───── Extracted records ─────

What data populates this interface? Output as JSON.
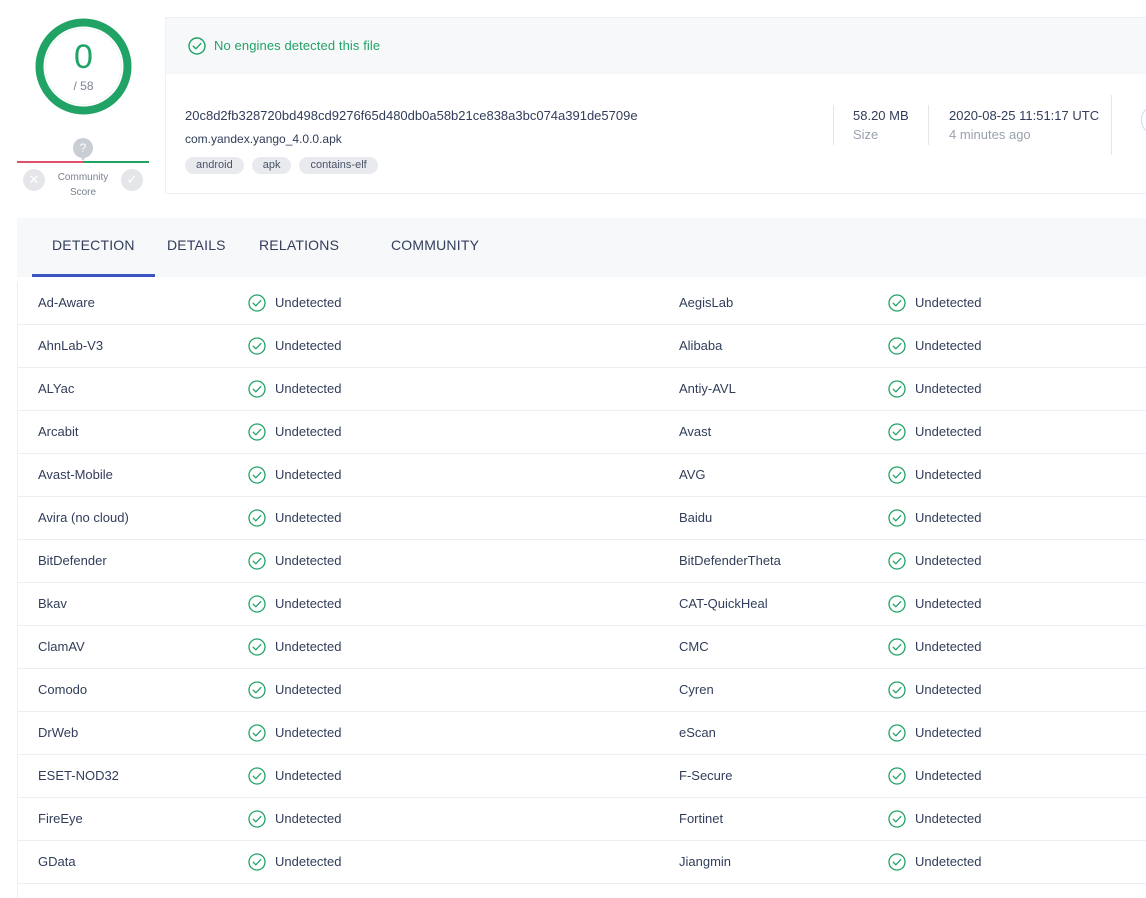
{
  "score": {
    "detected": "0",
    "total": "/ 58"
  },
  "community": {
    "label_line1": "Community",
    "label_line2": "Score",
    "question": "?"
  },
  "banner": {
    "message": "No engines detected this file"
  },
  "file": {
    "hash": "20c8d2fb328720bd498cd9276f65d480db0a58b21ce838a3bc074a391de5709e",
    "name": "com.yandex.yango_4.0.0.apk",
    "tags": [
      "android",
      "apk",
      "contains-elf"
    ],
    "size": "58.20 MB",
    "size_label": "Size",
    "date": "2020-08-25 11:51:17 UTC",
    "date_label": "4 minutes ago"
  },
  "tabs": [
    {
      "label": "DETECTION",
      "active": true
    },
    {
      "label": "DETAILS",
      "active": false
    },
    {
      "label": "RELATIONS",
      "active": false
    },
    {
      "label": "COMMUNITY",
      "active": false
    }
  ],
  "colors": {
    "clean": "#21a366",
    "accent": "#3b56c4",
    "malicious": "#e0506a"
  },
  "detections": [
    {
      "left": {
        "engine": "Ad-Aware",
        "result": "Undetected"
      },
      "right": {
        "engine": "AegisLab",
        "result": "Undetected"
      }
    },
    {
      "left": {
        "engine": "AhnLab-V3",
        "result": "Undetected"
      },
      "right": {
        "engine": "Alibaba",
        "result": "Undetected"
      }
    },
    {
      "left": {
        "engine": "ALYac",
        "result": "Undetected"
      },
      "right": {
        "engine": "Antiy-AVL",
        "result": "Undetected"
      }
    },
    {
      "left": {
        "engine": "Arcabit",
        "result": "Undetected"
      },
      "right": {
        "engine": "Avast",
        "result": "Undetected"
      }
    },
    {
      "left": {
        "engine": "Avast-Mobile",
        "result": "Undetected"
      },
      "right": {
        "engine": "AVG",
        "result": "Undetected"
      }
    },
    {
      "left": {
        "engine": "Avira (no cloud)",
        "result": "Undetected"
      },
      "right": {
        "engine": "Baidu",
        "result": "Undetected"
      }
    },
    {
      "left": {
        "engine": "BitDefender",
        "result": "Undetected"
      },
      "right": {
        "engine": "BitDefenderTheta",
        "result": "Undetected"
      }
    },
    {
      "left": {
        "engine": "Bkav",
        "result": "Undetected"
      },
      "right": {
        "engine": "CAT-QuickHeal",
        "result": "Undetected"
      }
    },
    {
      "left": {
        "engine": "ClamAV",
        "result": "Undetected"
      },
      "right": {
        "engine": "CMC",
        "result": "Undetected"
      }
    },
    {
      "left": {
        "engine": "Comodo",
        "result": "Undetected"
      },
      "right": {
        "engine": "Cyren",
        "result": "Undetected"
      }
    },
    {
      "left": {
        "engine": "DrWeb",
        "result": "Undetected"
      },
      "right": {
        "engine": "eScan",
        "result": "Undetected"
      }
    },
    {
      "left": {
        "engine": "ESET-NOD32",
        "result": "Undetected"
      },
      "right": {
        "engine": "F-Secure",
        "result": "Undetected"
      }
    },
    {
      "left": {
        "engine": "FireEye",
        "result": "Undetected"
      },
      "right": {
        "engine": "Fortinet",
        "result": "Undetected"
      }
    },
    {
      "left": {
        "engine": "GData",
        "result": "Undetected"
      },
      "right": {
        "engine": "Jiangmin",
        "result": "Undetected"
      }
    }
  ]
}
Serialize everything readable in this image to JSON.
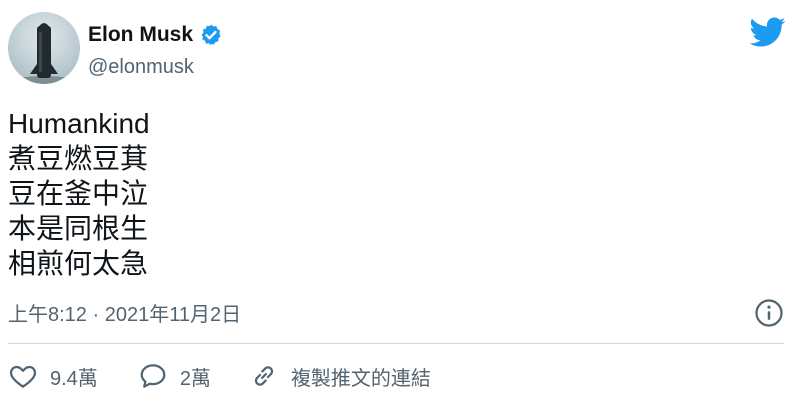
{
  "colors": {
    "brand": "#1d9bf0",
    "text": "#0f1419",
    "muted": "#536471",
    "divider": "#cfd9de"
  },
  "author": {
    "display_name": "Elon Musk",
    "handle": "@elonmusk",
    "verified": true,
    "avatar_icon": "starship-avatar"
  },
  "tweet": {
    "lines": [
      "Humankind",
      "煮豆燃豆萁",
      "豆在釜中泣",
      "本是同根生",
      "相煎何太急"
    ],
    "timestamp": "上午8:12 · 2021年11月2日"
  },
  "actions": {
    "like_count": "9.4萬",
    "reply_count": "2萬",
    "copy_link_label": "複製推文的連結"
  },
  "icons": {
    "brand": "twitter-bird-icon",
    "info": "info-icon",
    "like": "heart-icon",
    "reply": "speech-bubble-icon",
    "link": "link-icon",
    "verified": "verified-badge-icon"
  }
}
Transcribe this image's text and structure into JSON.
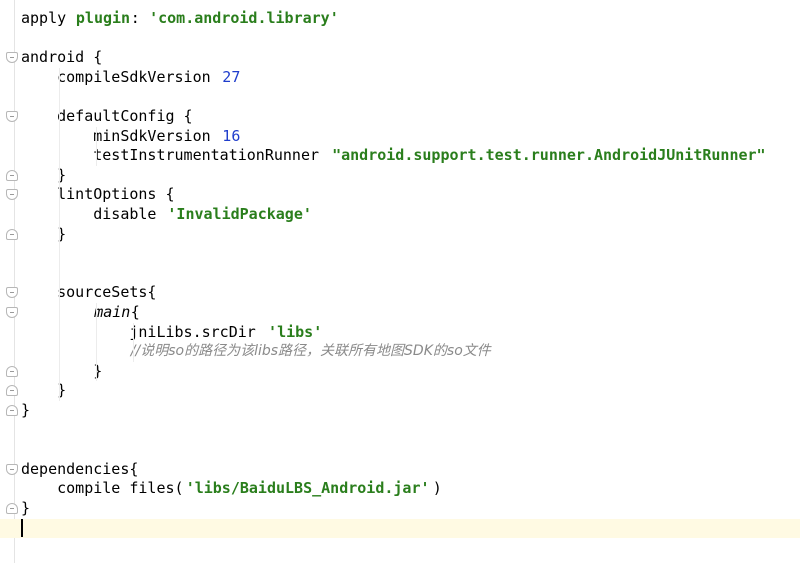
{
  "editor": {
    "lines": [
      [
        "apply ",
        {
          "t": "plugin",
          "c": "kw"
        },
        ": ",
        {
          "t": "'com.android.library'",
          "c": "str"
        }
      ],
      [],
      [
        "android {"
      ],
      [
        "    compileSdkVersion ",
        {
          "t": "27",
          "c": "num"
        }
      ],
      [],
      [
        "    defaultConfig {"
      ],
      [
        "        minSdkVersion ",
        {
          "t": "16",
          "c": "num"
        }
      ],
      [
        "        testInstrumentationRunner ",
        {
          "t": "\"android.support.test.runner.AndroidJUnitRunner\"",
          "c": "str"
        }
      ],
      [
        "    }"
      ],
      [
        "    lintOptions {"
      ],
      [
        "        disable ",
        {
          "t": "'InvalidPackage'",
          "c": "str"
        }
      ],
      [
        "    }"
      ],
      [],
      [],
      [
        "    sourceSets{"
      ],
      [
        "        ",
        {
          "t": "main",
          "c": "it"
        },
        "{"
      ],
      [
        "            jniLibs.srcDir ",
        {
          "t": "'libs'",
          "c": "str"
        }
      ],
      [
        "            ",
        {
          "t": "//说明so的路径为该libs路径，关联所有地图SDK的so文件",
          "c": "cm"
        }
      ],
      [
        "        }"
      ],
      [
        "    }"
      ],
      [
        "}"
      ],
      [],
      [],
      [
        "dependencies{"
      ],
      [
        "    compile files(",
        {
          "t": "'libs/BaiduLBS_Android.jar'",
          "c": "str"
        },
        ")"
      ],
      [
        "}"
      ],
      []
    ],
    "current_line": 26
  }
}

─────

Write the records out again in full, exactly, and skip every picture.

Response for this exercise
What data populates this interface? Output as JSON.
{
  "score": {
    "detected": "0",
    "total": "/ 58"
  },
  "community": {
    "label_line1": "Community",
    "label_line2": "Score",
    "question": "?"
  },
  "banner": {
    "message": "No engines detected this file"
  },
  "file": {
    "hash": "20c8d2fb328720bd498cd9276f65d480db0a58b21ce838a3bc074a391de5709e",
    "name": "com.yandex.yango_4.0.0.apk",
    "tags": [
      "android",
      "apk",
      "contains-elf"
    ],
    "size": "58.20 MB",
    "size_label": "Size",
    "date": "2020-08-25 11:51:17 UTC",
    "date_label": "4 minutes ago"
  },
  "tabs": [
    {
      "label": "DETECTION",
      "active": true
    },
    {
      "label": "DETAILS",
      "active": false
    },
    {
      "label": "RELATIONS",
      "active": false
    },
    {
      "label": "COMMUNITY",
      "active": false
    }
  ],
  "colors": {
    "clean": "#21a366",
    "accent": "#3b56c4",
    "malicious": "#e0506a"
  },
  "detections": [
    {
      "left": {
        "engine": "Ad-Aware",
        "result": "Undetected"
      },
      "right": {
        "engine": "AegisLab",
        "result": "Undetected"
      }
    },
    {
      "left": {
        "engine": "AhnLab-V3",
        "result": "Undetected"
      },
      "right": {
        "engine": "Alibaba",
        "result": "Undetected"
      }
    },
    {
      "left": {
        "engine": "ALYac",
        "result": "Undetected"
      },
      "right": {
        "engine": "Antiy-AVL",
        "result": "Undetected"
      }
    },
    {
      "left": {
        "engine": "Arcabit",
        "result": "Undetected"
      },
      "right": {
        "engine": "Avast",
        "result": "Undetected"
      }
    },
    {
      "left": {
        "engine": "Avast-Mobile",
        "result": "Undetected"
      },
      "right": {
        "engine": "AVG",
        "result": "Undetected"
      }
    },
    {
      "left": {
        "engine": "Avira (no cloud)",
        "result": "Undetected"
      },
      "right": {
        "engine": "Baidu",
        "result": "Undetected"
      }
    },
    {
      "left": {
        "engine": "BitDefender",
        "result": "Undetected"
      },
      "right": {
        "engine": "BitDefenderTheta",
        "result": "Undetected"
      }
    },
    {
      "left": {
        "engine": "Bkav",
        "result": "Undetected"
      },
      "right": {
        "engine": "CAT-QuickHeal",
        "result": "Undetected"
      }
    },
    {
      "left": {
        "engine": "ClamAV",
        "result": "Undetected"
      },
      "right": {
        "engine": "CMC",
        "result": "Undetected"
      }
    },
    {
      "left": {
        "engine": "Comodo",
        "result": "Undetected"
      },
      "right": {
        "engine": "Cyren",
        "result": "Undetected"
      }
    },
    {
      "left": {
        "engine": "DrWeb",
        "result": "Undetected"
      },
      "right": {
        "engine": "eScan",
        "result": "Undetected"
      }
    },
    {
      "left": {
        "engine": "ESET-NOD32",
        "result": "Undetected"
      },
      "right": {
        "engine": "F-Secure",
        "result": "Undetected"
      }
    },
    {
      "left": {
        "engine": "FireEye",
        "result": "Undetected"
      },
      "right": {
        "engine": "Fortinet",
        "result": "Undetected"
      }
    },
    {
      "left": {
        "engine": "GData",
        "result": "Undetected"
      },
      "right": {
        "engine": "Jiangmin",
        "result": "Undetected"
      }
    }
  ]
}
Serialize everything readable in this image to JSON.
{
  "colors": {
    "brand": "#1d9bf0",
    "text": "#0f1419",
    "muted": "#536471",
    "divider": "#cfd9de"
  },
  "author": {
    "display_name": "Elon Musk",
    "handle": "@elonmusk",
    "verified": true,
    "avatar_icon": "starship-avatar"
  },
  "tweet": {
    "lines": [
      "Humankind",
      "煮豆燃豆萁",
      "豆在釜中泣",
      "本是同根生",
      "相煎何太急"
    ],
    "timestamp": "上午8:12 · 2021年11月2日"
  },
  "actions": {
    "like_count": "9.4萬",
    "reply_count": "2萬",
    "copy_link_label": "複製推文的連結"
  },
  "icons": {
    "brand": "twitter-bird-icon",
    "info": "info-icon",
    "like": "heart-icon",
    "reply": "speech-bubble-icon",
    "link": "link-icon",
    "verified": "verified-badge-icon"
  }
}
Transcribe this image's text and structure into JSON.
{
  "editor": {
    "lines": [
      [
        "apply ",
        {
          "t": "plugin",
          "c": "kw"
        },
        ": ",
        {
          "t": "'com.android.library'",
          "c": "str"
        }
      ],
      [],
      [
        "android {"
      ],
      [
        "    compileSdkVersion ",
        {
          "t": "27",
          "c": "num"
        }
      ],
      [],
      [
        "    defaultConfig {"
      ],
      [
        "        minSdkVersion ",
        {
          "t": "16",
          "c": "num"
        }
      ],
      [
        "        testInstrumentationRunner ",
        {
          "t": "\"android.support.test.runner.AndroidJUnitRunner\"",
          "c": "str"
        }
      ],
      [
        "    }"
      ],
      [
        "    lintOptions {"
      ],
      [
        "        disable ",
        {
          "t": "'InvalidPackage'",
          "c": "str"
        }
      ],
      [
        "    }"
      ],
      [],
      [],
      [
        "    sourceSets{"
      ],
      [
        "        ",
        {
          "t": "main",
          "c": "it"
        },
        "{"
      ],
      [
        "            jniLibs.srcDir ",
        {
          "t": "'libs'",
          "c": "str"
        }
      ],
      [
        "            ",
        {
          "t": "//说明so的路径为该libs路径，关联所有地图SDK的so文件",
          "c": "cm"
        }
      ],
      [
        "        }"
      ],
      [
        "    }"
      ],
      [
        "}"
      ],
      [],
      [],
      [
        "dependencies{"
      ],
      [
        "    compile files(",
        {
          "t": "'libs/BaiduLBS_Android.jar'",
          "c": "str"
        },
        ")"
      ],
      [
        "}"
      ],
      []
    ],
    "current_line": 26
  }
}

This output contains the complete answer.